**PROBLEM DETAILS**
Check each line of the listing for the word "this" and report how many lines contain it, giving nothing but the number.

━━ STORED ROWS ━━

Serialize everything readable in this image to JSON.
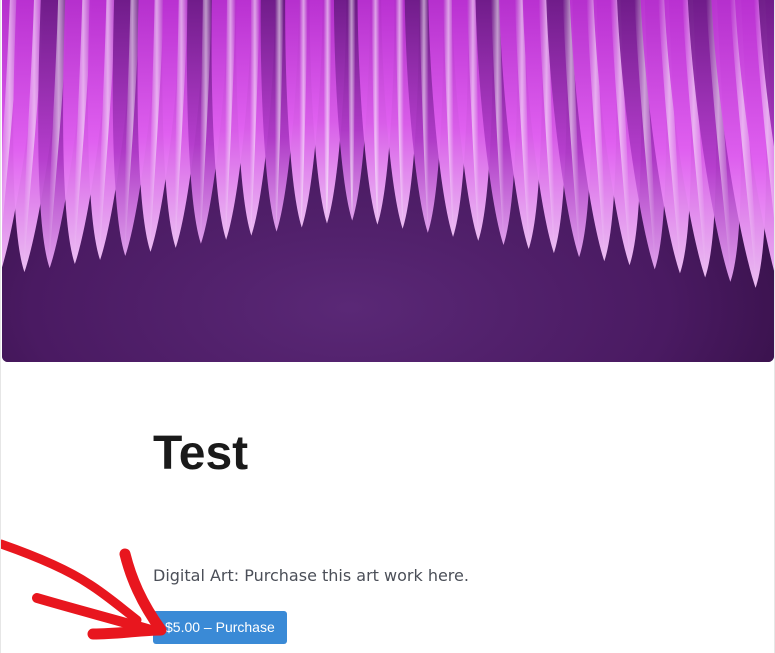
{
  "hero_image": {
    "icon": "abstract-purple-waves-image"
  },
  "post": {
    "title": "Test",
    "description": "Digital Art: Purchase this art work here.",
    "buy_button_label": "$5.00 – Purchase"
  },
  "annotation": {
    "icon": "red-arrow-pointer",
    "color": "#e8161e"
  },
  "colors": {
    "button": "#3a8ad6",
    "hero_dark": "#3d1552",
    "hero_accent": "#e04df0"
  }
}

━━━

**ANSWER IN FULL**
2